┏━━

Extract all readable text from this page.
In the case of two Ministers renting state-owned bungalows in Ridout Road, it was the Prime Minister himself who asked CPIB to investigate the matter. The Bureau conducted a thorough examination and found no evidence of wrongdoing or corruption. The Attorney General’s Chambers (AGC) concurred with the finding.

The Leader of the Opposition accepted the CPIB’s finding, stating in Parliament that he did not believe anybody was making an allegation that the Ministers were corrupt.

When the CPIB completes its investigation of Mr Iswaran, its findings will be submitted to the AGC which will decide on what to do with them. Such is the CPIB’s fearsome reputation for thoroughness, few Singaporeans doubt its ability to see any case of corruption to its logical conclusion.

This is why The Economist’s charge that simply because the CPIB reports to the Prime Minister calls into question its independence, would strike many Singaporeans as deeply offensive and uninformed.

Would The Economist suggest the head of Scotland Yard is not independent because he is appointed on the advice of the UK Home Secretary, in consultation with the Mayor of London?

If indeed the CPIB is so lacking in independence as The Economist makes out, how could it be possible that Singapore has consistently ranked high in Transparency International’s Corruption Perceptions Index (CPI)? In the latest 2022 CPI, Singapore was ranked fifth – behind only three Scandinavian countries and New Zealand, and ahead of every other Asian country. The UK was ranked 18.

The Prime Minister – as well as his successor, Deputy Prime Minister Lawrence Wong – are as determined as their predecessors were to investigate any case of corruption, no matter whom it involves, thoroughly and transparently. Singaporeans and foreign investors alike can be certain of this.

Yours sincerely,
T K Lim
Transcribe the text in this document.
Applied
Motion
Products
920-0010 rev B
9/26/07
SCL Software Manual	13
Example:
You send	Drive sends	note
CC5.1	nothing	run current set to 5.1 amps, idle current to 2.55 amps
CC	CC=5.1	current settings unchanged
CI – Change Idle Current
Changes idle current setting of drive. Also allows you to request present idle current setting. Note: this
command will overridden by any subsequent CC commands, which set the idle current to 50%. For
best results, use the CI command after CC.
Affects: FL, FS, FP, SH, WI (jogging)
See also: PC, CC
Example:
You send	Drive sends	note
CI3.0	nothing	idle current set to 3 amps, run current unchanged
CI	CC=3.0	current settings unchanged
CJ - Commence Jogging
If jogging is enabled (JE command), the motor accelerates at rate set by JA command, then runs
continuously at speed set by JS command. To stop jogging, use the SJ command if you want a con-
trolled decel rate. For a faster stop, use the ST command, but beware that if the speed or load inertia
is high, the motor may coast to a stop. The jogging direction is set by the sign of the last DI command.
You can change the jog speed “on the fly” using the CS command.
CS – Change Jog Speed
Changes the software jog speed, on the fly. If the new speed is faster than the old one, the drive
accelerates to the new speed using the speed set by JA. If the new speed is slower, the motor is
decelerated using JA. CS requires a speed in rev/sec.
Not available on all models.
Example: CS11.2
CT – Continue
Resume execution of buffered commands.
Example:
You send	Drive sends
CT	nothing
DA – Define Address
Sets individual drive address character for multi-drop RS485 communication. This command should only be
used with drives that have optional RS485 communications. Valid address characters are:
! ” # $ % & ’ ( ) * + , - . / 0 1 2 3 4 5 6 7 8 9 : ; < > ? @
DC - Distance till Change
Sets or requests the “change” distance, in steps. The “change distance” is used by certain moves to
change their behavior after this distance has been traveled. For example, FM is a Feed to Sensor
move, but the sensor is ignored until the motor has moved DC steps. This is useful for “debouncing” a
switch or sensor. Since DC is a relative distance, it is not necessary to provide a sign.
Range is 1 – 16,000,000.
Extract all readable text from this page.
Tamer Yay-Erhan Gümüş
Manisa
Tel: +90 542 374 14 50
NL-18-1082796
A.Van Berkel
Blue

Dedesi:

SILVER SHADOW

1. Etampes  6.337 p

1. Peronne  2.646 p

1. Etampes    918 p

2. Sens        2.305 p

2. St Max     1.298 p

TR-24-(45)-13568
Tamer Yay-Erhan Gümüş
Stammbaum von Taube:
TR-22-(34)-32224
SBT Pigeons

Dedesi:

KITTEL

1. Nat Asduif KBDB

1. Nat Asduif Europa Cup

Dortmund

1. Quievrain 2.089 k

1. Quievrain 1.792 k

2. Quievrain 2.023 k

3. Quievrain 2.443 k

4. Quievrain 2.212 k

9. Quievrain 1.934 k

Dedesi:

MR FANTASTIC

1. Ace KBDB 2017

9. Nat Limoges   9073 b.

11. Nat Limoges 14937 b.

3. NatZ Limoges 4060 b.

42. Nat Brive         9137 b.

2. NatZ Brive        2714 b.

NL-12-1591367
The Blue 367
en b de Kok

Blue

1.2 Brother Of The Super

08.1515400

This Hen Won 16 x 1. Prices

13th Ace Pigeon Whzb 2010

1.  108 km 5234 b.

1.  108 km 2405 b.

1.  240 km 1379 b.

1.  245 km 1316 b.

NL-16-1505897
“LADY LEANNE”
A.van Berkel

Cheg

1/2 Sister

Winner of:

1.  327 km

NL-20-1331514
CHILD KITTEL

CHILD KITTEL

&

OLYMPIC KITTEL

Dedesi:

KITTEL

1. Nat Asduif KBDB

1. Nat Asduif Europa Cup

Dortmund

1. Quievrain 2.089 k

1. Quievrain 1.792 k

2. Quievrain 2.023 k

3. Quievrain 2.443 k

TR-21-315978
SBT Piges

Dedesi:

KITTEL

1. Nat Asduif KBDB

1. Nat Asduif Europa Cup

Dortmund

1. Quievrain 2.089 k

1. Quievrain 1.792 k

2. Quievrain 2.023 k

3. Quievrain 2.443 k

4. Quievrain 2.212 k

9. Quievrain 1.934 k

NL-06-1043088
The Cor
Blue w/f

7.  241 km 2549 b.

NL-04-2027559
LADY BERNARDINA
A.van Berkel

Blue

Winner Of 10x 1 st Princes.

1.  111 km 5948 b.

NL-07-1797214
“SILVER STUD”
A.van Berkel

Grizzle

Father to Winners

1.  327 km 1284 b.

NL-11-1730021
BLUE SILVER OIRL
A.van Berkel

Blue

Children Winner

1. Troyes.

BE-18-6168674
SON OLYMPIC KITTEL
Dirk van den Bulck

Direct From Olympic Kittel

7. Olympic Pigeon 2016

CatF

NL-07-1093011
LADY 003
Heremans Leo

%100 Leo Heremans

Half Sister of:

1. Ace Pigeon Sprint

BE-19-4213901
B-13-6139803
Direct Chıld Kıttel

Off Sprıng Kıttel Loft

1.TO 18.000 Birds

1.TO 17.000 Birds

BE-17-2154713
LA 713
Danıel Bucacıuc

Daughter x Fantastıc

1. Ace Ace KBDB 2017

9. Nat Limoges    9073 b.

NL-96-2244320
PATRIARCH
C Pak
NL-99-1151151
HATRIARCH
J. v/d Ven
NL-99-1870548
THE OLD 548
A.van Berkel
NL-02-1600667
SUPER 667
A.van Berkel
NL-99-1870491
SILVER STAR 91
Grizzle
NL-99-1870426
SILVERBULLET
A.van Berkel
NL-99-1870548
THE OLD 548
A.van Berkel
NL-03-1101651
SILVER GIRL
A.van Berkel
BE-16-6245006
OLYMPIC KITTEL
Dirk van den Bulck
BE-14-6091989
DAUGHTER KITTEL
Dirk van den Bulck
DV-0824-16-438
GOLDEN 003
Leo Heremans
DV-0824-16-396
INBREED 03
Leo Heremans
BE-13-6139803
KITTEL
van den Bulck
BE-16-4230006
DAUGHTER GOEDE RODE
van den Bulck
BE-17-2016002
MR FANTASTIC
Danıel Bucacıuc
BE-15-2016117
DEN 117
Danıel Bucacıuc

┗━━

Set task. Copy out all lines from the material above that contain the string "their".

Exercise answer.
The Prime Minister – as well as his successor, Deputy Prime Minister Lawrence Wong – are as determined as their predecessors were to investigate any case of corruption, no matter whom it involves, thoroughly and transparently. Singaporeans and foreign investors alike can be certain of this.
change their behavior after this distance has been traveled. For example, FM is a Feed to Sensor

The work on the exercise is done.